EXERCISE PROMPT
Exact reproduction of the data is required, with images excluded.

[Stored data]
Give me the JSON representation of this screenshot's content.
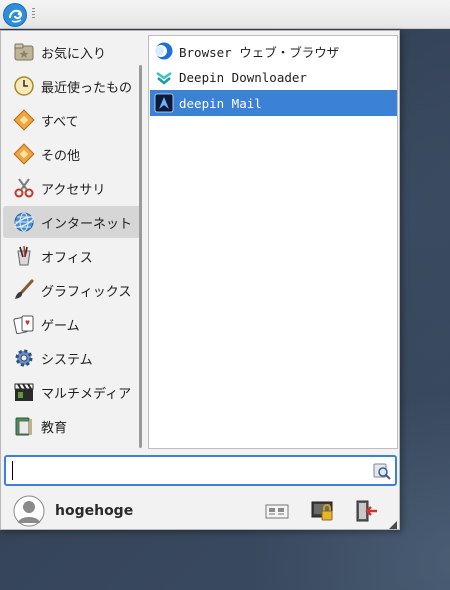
{
  "panel": {
    "launcher_icon": "deepin-launcher-icon",
    "handle_icon": "panel-grip-icon"
  },
  "categories": [
    {
      "label": "お気に入り",
      "icon": "favorites-folder-icon"
    },
    {
      "label": "最近使ったもの",
      "icon": "recent-clock-icon"
    },
    {
      "label": "すべて",
      "icon": "all-applications-icon"
    },
    {
      "label": "その他",
      "icon": "other-applications-icon"
    },
    {
      "label": "アクセサリ",
      "icon": "accessories-scissors-icon"
    },
    {
      "label": "インターネット",
      "icon": "internet-globe-icon"
    },
    {
      "label": "オフィス",
      "icon": "office-icon"
    },
    {
      "label": "グラフィックス",
      "icon": "graphics-brush-icon"
    },
    {
      "label": "ゲーム",
      "icon": "games-cards-icon"
    },
    {
      "label": "システム",
      "icon": "system-gear-icon"
    },
    {
      "label": "マルチメディア",
      "icon": "multimedia-clapper-icon"
    },
    {
      "label": "教育",
      "icon": "education-icon"
    }
  ],
  "active_category": "インターネット",
  "apps": [
    {
      "label": "Browser ウェブ・ブラウザ",
      "icon": "browser-icon"
    },
    {
      "label": "Deepin Downloader",
      "icon": "deepin-downloader-icon"
    },
    {
      "label": "deepin Mail",
      "icon": "deepin-mail-icon"
    }
  ],
  "selected_app": "deepin Mail",
  "search": {
    "value": "",
    "placeholder": "",
    "icon": "search-icon"
  },
  "footer": {
    "username": "hogehoge",
    "avatar_icon": "user-avatar-icon",
    "buttons": [
      {
        "name": "switch-user-button",
        "icon": "switch-user-icon"
      },
      {
        "name": "lock-screen-button",
        "icon": "lock-screen-icon"
      },
      {
        "name": "logout-button",
        "icon": "logout-icon"
      }
    ]
  },
  "colors": {
    "selection": "#3b82d6",
    "menu_background": "#f2f2f2",
    "active_category": "#d6d6d6"
  }
}
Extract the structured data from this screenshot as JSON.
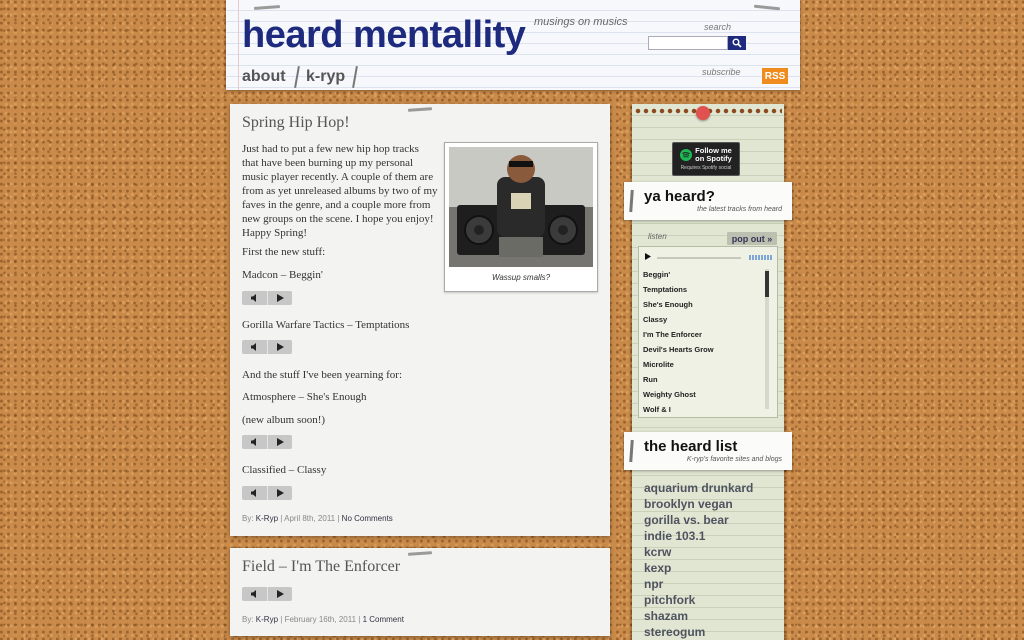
{
  "header": {
    "title": "heard mentallity",
    "tagline": "musings on musics",
    "nav": [
      "about",
      "k-ryp"
    ],
    "search": {
      "label": "search",
      "placeholder": ""
    },
    "subscribe": {
      "label": "subscribe",
      "rss_label": "RSS"
    },
    "colors": {
      "title": "#1d2a7d",
      "rss": "#f08c1e"
    }
  },
  "posts": [
    {
      "title": "Spring Hip Hop!",
      "paragraphs": [
        "Just had to put a few new hip hop tracks that have been burning up my personal music player recently.  A couple of them are from as yet unreleased albums by two of my faves in the genre, and a couple more from new groups on the scene.  I hope you enjoy! Happy Spring!",
        "First the new stuff:",
        "Madcon – Beggin'",
        "Gorilla Warfare Tactics – Temptations",
        "And the stuff I've been yearning for:",
        "Atmosphere – She's Enough",
        "(new album soon!)",
        "Classified – Classy"
      ],
      "image_caption": "Wassup smalls?",
      "meta": {
        "by": "By:",
        "author": "K-Ryp",
        "date": "April 8th, 2011",
        "comments": "No Comments"
      }
    },
    {
      "title": "Field – I'm The Enforcer",
      "meta": {
        "by": "By:",
        "author": "K-Ryp",
        "date": "February 16th, 2011",
        "comments": "1 Comment"
      }
    }
  ],
  "sidebar": {
    "spotify": {
      "line1": "Follow me",
      "line2": "on Spotify",
      "sub": "Requires Spotify social"
    },
    "ya_heard": {
      "title": "ya heard?",
      "subtitle": "the latest tracks from heard"
    },
    "listen_label": "listen",
    "popout_label": "pop out »",
    "playlist": [
      "Beggin'",
      "Temptations",
      "She's Enough",
      "Classy",
      "I'm The Enforcer",
      "Devil's Hearts Grow",
      "Microlite",
      "Run",
      "Weighty Ghost",
      "Wolf & I"
    ],
    "heard_list": {
      "title": "the heard list",
      "subtitle": "K-ryp's favorite sites and blogs"
    },
    "blogroll": [
      "aquarium drunkard",
      "brooklyn vegan",
      "gorilla vs. bear",
      "indie 103.1",
      "kcrw",
      "kexp",
      "npr",
      "pitchfork",
      "shazam",
      "stereogum"
    ]
  }
}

FINAL RESULT
Give me the JSON representation of this screenshot's content.
{
  "panel": {
    "launcher_icon": "deepin-launcher-icon",
    "handle_icon": "panel-grip-icon"
  },
  "categories": [
    {
      "label": "お気に入り",
      "icon": "favorites-folder-icon"
    },
    {
      "label": "最近使ったもの",
      "icon": "recent-clock-icon"
    },
    {
      "label": "すべて",
      "icon": "all-applications-icon"
    },
    {
      "label": "その他",
      "icon": "other-applications-icon"
    },
    {
      "label": "アクセサリ",
      "icon": "accessories-scissors-icon"
    },
    {
      "label": "インターネット",
      "icon": "internet-globe-icon"
    },
    {
      "label": "オフィス",
      "icon": "office-icon"
    },
    {
      "label": "グラフィックス",
      "icon": "graphics-brush-icon"
    },
    {
      "label": "ゲーム",
      "icon": "games-cards-icon"
    },
    {
      "label": "システム",
      "icon": "system-gear-icon"
    },
    {
      "label": "マルチメディア",
      "icon": "multimedia-clapper-icon"
    },
    {
      "label": "教育",
      "icon": "education-icon"
    }
  ],
  "active_category": "インターネット",
  "apps": [
    {
      "label": "Browser ウェブ・ブラウザ",
      "icon": "browser-icon"
    },
    {
      "label": "Deepin Downloader",
      "icon": "deepin-downloader-icon"
    },
    {
      "label": "deepin Mail",
      "icon": "deepin-mail-icon"
    }
  ],
  "selected_app": "deepin Mail",
  "search": {
    "value": "",
    "placeholder": "",
    "icon": "search-icon"
  },
  "footer": {
    "username": "hogehoge",
    "avatar_icon": "user-avatar-icon",
    "buttons": [
      {
        "name": "switch-user-button",
        "icon": "switch-user-icon"
      },
      {
        "name": "lock-screen-button",
        "icon": "lock-screen-icon"
      },
      {
        "name": "logout-button",
        "icon": "logout-icon"
      }
    ]
  },
  "colors": {
    "selection": "#3b82d6",
    "menu_background": "#f2f2f2",
    "active_category": "#d6d6d6"
  }
}
Extract the structured data from this screenshot as JSON.
{
  "header": {
    "title": "heard mentallity",
    "tagline": "musings on musics",
    "nav": [
      "about",
      "k-ryp"
    ],
    "search": {
      "label": "search",
      "placeholder": ""
    },
    "subscribe": {
      "label": "subscribe",
      "rss_label": "RSS"
    },
    "colors": {
      "title": "#1d2a7d",
      "rss": "#f08c1e"
    }
  },
  "posts": [
    {
      "title": "Spring Hip Hop!",
      "paragraphs": [
        "Just had to put a few new hip hop tracks that have been burning up my personal music player recently.  A couple of them are from as yet unreleased albums by two of my faves in the genre, and a couple more from new groups on the scene.  I hope you enjoy! Happy Spring!",
        "First the new stuff:",
        "Madcon – Beggin'",
        "Gorilla Warfare Tactics – Temptations",
        "And the stuff I've been yearning for:",
        "Atmosphere – She's Enough",
        "(new album soon!)",
        "Classified – Classy"
      ],
      "image_caption": "Wassup smalls?",
      "meta": {
        "by": "By:",
        "author": "K-Ryp",
        "date": "April 8th, 2011",
        "comments": "No Comments"
      }
    },
    {
      "title": "Field – I'm The Enforcer",
      "meta": {
        "by": "By:",
        "author": "K-Ryp",
        "date": "February 16th, 2011",
        "comments": "1 Comment"
      }
    }
  ],
  "sidebar": {
    "spotify": {
      "line1": "Follow me",
      "line2": "on Spotify",
      "sub": "Requires Spotify social"
    },
    "ya_heard": {
      "title": "ya heard?",
      "subtitle": "the latest tracks from heard"
    },
    "listen_label": "listen",
    "popout_label": "pop out »",
    "playlist": [
      "Beggin'",
      "Temptations",
      "She's Enough",
      "Classy",
      "I'm The Enforcer",
      "Devil's Hearts Grow",
      "Microlite",
      "Run",
      "Weighty Ghost",
      "Wolf & I"
    ],
    "heard_list": {
      "title": "the heard list",
      "subtitle": "K-ryp's favorite sites and blogs"
    },
    "blogroll": [
      "aquarium drunkard",
      "brooklyn vegan",
      "gorilla vs. bear",
      "indie 103.1",
      "kcrw",
      "kexp",
      "npr",
      "pitchfork",
      "shazam",
      "stereogum"
    ]
  }
}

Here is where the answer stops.